◆ **Stored data**:

☆ ☆ ☆ ☆ ☆

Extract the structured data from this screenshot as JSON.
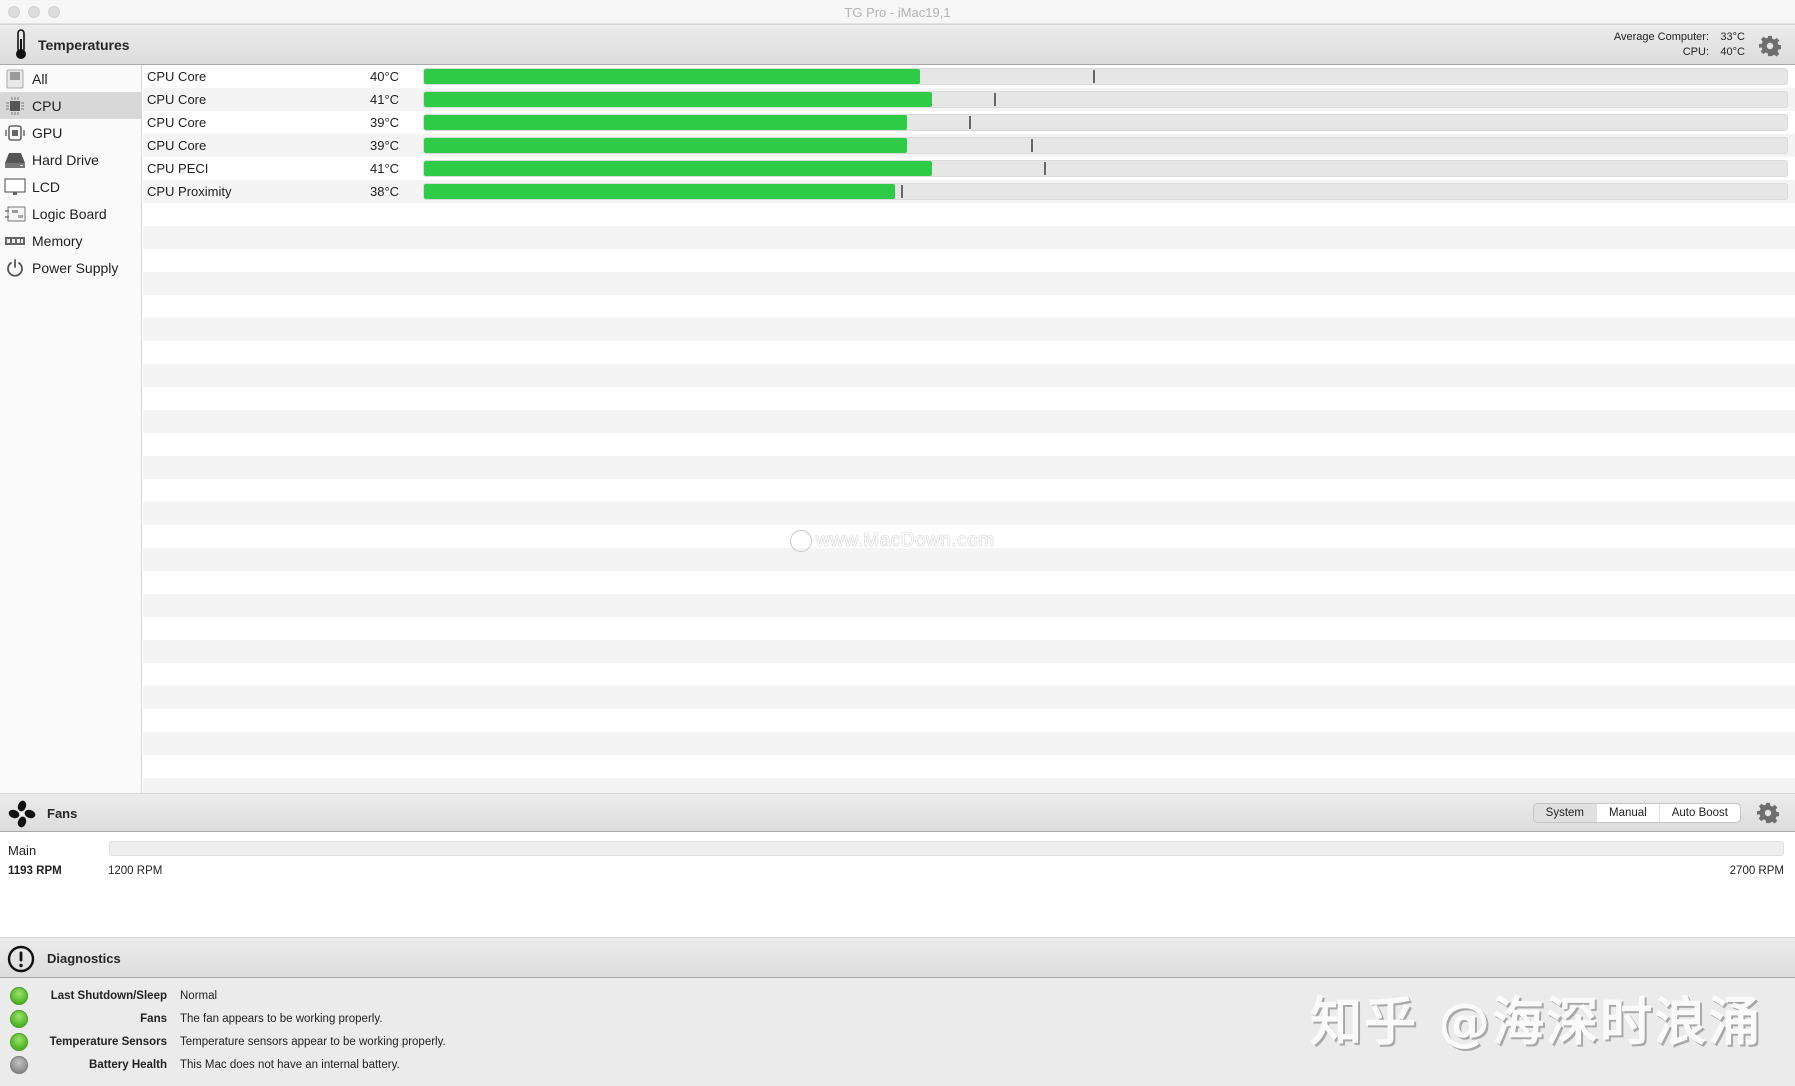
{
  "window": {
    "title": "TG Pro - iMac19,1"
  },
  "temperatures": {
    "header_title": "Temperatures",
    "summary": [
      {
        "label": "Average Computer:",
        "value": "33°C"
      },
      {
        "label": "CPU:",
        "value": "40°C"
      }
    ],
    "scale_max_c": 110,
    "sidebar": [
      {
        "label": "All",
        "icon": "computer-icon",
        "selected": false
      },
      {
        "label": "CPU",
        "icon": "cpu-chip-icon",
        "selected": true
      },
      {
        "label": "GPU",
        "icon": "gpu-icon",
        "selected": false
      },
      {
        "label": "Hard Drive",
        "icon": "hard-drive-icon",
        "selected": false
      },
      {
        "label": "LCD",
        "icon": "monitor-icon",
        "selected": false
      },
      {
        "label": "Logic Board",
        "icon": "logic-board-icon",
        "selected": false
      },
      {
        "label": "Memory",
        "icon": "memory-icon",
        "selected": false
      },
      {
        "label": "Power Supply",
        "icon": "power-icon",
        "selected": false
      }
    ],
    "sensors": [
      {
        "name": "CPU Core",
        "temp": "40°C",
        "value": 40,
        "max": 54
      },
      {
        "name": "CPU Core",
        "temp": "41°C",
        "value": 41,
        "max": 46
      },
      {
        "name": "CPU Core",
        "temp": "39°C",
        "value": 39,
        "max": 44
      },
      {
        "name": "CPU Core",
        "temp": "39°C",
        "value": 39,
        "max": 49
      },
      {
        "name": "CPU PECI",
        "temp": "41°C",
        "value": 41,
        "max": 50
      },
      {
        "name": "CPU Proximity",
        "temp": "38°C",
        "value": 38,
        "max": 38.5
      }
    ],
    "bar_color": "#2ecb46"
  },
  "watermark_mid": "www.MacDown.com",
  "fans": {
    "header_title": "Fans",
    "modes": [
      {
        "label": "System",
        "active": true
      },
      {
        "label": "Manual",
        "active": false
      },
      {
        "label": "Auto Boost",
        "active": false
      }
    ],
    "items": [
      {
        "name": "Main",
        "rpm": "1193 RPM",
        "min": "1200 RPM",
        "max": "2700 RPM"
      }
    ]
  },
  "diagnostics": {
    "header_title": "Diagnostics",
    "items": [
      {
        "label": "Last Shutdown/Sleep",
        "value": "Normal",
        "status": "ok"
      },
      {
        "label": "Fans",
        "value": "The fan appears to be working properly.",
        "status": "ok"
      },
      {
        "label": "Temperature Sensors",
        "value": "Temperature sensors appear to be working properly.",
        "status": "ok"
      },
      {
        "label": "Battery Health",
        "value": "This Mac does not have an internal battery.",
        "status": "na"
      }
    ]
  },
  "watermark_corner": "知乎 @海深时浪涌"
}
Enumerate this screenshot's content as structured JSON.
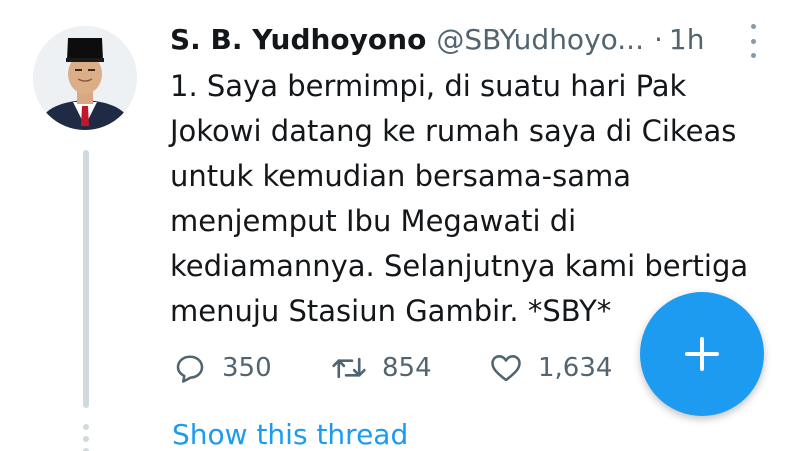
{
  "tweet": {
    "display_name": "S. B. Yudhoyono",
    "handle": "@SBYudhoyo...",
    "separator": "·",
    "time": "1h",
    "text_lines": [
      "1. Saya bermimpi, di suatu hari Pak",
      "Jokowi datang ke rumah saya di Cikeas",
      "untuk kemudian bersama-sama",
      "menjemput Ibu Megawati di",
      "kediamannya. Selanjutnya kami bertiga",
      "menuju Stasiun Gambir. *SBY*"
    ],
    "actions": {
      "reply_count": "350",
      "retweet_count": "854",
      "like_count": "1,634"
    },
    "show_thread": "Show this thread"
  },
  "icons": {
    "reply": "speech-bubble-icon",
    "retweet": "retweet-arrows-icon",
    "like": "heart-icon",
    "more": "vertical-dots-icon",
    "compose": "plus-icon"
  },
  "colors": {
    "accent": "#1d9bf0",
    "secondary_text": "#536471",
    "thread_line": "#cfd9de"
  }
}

☆ ☆ ☆ ☆ ☆

◆ **AIM OF THE EXERCISE**: Which lines in the records above contain the string "properly"? Copy each one.

◆ **TASK RESPONSE**:
        "value": "The fan appears to be working properly.",
        "value": "Temperature sensors appear to be working properly.",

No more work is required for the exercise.